From the listing that follows, extract every line and set it down unaltered.

• [EXERCISE INPUT]
══════════════════════════════

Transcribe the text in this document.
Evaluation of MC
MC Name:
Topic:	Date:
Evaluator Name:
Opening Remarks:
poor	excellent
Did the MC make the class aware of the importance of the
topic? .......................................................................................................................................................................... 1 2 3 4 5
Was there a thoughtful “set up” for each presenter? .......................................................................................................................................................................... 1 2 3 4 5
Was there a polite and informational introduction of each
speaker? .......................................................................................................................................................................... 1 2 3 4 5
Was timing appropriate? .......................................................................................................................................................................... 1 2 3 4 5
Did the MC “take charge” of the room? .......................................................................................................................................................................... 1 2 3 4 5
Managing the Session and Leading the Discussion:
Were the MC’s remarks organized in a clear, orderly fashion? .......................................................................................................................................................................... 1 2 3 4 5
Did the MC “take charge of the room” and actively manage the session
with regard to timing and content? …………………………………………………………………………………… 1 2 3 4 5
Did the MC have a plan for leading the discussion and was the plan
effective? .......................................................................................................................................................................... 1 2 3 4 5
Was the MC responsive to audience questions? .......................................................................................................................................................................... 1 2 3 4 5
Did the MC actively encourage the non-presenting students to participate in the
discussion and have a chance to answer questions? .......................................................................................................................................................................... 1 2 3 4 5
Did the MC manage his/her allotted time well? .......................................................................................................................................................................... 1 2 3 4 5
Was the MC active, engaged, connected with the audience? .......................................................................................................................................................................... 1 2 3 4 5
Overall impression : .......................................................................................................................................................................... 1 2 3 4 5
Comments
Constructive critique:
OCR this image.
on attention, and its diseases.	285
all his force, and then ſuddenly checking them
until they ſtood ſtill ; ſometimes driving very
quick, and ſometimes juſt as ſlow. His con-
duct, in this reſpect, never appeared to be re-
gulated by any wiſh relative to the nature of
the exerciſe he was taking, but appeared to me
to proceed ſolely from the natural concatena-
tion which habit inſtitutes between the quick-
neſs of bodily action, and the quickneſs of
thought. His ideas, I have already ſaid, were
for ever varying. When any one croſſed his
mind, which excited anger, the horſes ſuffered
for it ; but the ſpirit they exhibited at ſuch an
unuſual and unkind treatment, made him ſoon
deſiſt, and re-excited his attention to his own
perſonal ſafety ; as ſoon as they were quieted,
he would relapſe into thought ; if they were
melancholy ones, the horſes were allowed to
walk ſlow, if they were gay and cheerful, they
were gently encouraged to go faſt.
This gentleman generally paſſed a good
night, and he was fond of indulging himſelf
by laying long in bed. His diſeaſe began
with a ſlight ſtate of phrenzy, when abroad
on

══════════════════════════════

• [EXPECTED ANSWER]
Transcribe the text in this document.
Evaluation of MC
MC Name:
Topic:	Date:
Evaluator Name:
Opening Remarks:
poor	excellent
Did the MC make the class aware of the importance of the
topic? .......................................................................................................................................................................... 1 2 3 4 5
Was there a thoughtful “set up” for each presenter? .......................................................................................................................................................................... 1 2 3 4 5
Was there a polite and informational introduction of each
speaker? .......................................................................................................................................................................... 1 2 3 4 5
Was timing appropriate? .......................................................................................................................................................................... 1 2 3 4 5
Did the MC “take charge” of the room? .......................................................................................................................................................................... 1 2 3 4 5
Managing the Session and Leading the Discussion:
Were the MC’s remarks organized in a clear, orderly fashion? .......................................................................................................................................................................... 1 2 3 4 5
Did the MC “take charge of the room” and actively manage the session
with regard to timing and content? …………………………………………………………………………………… 1 2 3 4 5
Did the MC have a plan for leading the discussion and was the plan
effective? .......................................................................................................................................................................... 1 2 3 4 5
Was the MC responsive to audience questions? .......................................................................................................................................................................... 1 2 3 4 5
Did the MC actively encourage the non-presenting students to participate in the
discussion and have a chance to answer questions? .......................................................................................................................................................................... 1 2 3 4 5
Did the MC manage his/her allotted time well? .......................................................................................................................................................................... 1 2 3 4 5
Was the MC active, engaged, connected with the audience? .......................................................................................................................................................................... 1 2 3 4 5
Overall impression : .......................................................................................................................................................................... 1 2 3 4 5
Comments
Constructive critique:
OCR this image.
on attention, and its diseases.	285
all his force, and then ſuddenly checking them
until they ſtood ſtill ; ſometimes driving very
quick, and ſometimes juſt as ſlow. His con-
duct, in this reſpect, never appeared to be re-
gulated by any wiſh relative to the nature of
the exerciſe he was taking, but appeared to me
to proceed ſolely from the natural concatena-
tion which habit inſtitutes between the quick-
neſs of bodily action, and the quickneſs of
thought. His ideas, I have already ſaid, were
for ever varying. When any one croſſed his
mind, which excited anger, the horſes ſuffered
for it ; but the ſpirit they exhibited at ſuch an
unuſual and unkind treatment, made him ſoon
deſiſt, and re-excited his attention to his own
perſonal ſafety ; as ſoon as they were quieted,
he would relapſe into thought ; if they were
melancholy ones, the horſes were allowed to
walk ſlow, if they were gay and cheerful, they
were gently encouraged to go faſt.
This gentleman generally paſſed a good
night, and he was fond of indulging himſelf
by laying long in bed. His diſeaſe began
with a ſlight ſtate of phrenzy, when abroad
on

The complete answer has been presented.